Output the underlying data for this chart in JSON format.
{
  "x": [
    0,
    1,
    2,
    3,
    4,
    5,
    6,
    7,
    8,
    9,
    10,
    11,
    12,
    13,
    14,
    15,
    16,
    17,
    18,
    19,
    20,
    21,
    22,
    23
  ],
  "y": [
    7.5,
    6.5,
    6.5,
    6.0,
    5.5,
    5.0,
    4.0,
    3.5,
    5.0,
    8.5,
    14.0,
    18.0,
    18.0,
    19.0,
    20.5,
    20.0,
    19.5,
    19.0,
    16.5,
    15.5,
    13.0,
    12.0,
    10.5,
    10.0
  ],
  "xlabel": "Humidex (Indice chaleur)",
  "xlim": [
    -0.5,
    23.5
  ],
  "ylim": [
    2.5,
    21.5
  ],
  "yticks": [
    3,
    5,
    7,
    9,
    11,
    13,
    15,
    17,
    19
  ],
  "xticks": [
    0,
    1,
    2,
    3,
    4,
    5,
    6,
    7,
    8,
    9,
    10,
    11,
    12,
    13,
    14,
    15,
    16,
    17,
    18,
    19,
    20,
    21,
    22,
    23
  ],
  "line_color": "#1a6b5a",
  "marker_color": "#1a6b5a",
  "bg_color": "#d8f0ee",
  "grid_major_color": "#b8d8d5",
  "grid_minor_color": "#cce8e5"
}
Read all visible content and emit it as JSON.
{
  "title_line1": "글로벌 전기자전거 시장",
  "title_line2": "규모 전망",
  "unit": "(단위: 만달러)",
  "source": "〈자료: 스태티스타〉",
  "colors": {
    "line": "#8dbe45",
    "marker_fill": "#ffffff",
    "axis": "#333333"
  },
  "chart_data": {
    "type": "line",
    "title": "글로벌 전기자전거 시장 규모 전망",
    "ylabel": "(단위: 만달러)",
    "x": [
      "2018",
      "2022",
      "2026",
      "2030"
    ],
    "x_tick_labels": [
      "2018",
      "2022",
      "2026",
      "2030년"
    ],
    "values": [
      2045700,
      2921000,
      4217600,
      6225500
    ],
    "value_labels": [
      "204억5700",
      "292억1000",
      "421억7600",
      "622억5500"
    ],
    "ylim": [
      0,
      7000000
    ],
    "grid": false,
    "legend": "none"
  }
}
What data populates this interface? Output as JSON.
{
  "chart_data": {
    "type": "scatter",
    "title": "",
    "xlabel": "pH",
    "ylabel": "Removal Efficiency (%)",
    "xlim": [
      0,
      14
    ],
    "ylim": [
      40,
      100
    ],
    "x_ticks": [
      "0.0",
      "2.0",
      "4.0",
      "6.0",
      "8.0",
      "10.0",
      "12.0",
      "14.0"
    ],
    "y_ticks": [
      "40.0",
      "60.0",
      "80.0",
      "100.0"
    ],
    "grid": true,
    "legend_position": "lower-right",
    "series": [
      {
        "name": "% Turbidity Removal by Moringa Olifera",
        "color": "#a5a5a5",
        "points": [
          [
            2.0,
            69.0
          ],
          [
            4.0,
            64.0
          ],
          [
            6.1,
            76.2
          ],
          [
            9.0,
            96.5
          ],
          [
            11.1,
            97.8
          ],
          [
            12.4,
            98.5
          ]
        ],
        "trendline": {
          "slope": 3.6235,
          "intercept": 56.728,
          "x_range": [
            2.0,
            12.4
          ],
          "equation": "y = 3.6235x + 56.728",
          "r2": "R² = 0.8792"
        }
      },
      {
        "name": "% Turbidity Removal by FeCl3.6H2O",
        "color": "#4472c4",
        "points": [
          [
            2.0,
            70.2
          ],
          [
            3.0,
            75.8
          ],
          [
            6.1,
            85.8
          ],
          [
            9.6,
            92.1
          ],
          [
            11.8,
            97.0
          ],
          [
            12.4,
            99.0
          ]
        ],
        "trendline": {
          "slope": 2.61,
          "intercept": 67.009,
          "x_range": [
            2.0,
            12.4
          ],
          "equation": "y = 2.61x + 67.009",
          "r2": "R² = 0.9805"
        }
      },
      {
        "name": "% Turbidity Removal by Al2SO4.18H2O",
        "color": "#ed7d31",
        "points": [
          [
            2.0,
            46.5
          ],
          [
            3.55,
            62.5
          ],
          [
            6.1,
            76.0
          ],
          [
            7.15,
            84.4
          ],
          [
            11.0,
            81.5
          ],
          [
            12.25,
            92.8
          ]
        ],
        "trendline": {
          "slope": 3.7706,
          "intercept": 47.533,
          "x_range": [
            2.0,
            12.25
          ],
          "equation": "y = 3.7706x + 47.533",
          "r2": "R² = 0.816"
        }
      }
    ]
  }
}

Exercise details: Working from the material above, retype it in its entirety without change.

Exercise answer:
Output the underlying data for this chart in JSON format.
{
  "x": [
    0,
    1,
    2,
    3,
    4,
    5,
    6,
    7,
    8,
    9,
    10,
    11,
    12,
    13,
    14,
    15,
    16,
    17,
    18,
    19,
    20,
    21,
    22,
    23
  ],
  "y": [
    7.5,
    6.5,
    6.5,
    6.0,
    5.5,
    5.0,
    4.0,
    3.5,
    5.0,
    8.5,
    14.0,
    18.0,
    18.0,
    19.0,
    20.5,
    20.0,
    19.5,
    19.0,
    16.5,
    15.5,
    13.0,
    12.0,
    10.5,
    10.0
  ],
  "xlabel": "Humidex (Indice chaleur)",
  "xlim": [
    -0.5,
    23.5
  ],
  "ylim": [
    2.5,
    21.5
  ],
  "yticks": [
    3,
    5,
    7,
    9,
    11,
    13,
    15,
    17,
    19
  ],
  "xticks": [
    0,
    1,
    2,
    3,
    4,
    5,
    6,
    7,
    8,
    9,
    10,
    11,
    12,
    13,
    14,
    15,
    16,
    17,
    18,
    19,
    20,
    21,
    22,
    23
  ],
  "line_color": "#1a6b5a",
  "marker_color": "#1a6b5a",
  "bg_color": "#d8f0ee",
  "grid_major_color": "#b8d8d5",
  "grid_minor_color": "#cce8e5"
}
Read all visible content and emit it as JSON.
{
  "title_line1": "글로벌 전기자전거 시장",
  "title_line2": "규모 전망",
  "unit": "(단위: 만달러)",
  "source": "〈자료: 스태티스타〉",
  "colors": {
    "line": "#8dbe45",
    "marker_fill": "#ffffff",
    "axis": "#333333"
  },
  "chart_data": {
    "type": "line",
    "title": "글로벌 전기자전거 시장 규모 전망",
    "ylabel": "(단위: 만달러)",
    "x": [
      "2018",
      "2022",
      "2026",
      "2030"
    ],
    "x_tick_labels": [
      "2018",
      "2022",
      "2026",
      "2030년"
    ],
    "values": [
      2045700,
      2921000,
      4217600,
      6225500
    ],
    "value_labels": [
      "204억5700",
      "292억1000",
      "421억7600",
      "622억5500"
    ],
    "ylim": [
      0,
      7000000
    ],
    "grid": false,
    "legend": "none"
  }
}
What data populates this interface? Output as JSON.
{
  "chart_data": {
    "type": "scatter",
    "title": "",
    "xlabel": "pH",
    "ylabel": "Removal Efficiency (%)",
    "xlim": [
      0,
      14
    ],
    "ylim": [
      40,
      100
    ],
    "x_ticks": [
      "0.0",
      "2.0",
      "4.0",
      "6.0",
      "8.0",
      "10.0",
      "12.0",
      "14.0"
    ],
    "y_ticks": [
      "40.0",
      "60.0",
      "80.0",
      "100.0"
    ],
    "grid": true,
    "legend_position": "lower-right",
    "series": [
      {
        "name": "% Turbidity Removal by Moringa Olifera",
        "color": "#a5a5a5",
        "points": [
          [
            2.0,
            69.0
          ],
          [
            4.0,
            64.0
          ],
          [
            6.1,
            76.2
          ],
          [
            9.0,
            96.5
          ],
          [
            11.1,
            97.8
          ],
          [
            12.4,
            98.5
          ]
        ],
        "trendline": {
          "slope": 3.6235,
          "intercept": 56.728,
          "x_range": [
            2.0,
            12.4
          ],
          "equation": "y = 3.6235x + 56.728",
          "r2": "R² = 0.8792"
        }
      },
      {
        "name": "% Turbidity Removal by FeCl3.6H2O",
        "color": "#4472c4",
        "points": [
          [
            2.0,
            70.2
          ],
          [
            3.0,
            75.8
          ],
          [
            6.1,
            85.8
          ],
          [
            9.6,
            92.1
          ],
          [
            11.8,
            97.0
          ],
          [
            12.4,
            99.0
          ]
        ],
        "trendline": {
          "slope": 2.61,
          "intercept": 67.009,
          "x_range": [
            2.0,
            12.4
          ],
          "equation": "y = 2.61x + 67.009",
          "r2": "R² = 0.9805"
        }
      },
      {
        "name": "% Turbidity Removal by Al2SO4.18H2O",
        "color": "#ed7d31",
        "points": [
          [
            2.0,
            46.5
          ],
          [
            3.55,
            62.5
          ],
          [
            6.1,
            76.0
          ],
          [
            7.15,
            84.4
          ],
          [
            11.0,
            81.5
          ],
          [
            12.25,
            92.8
          ]
        ],
        "trendline": {
          "slope": 3.7706,
          "intercept": 47.533,
          "x_range": [
            2.0,
            12.25
          ],
          "equation": "y = 3.7706x + 47.533",
          "r2": "R² = 0.816"
        }
      }
    ]
  }
}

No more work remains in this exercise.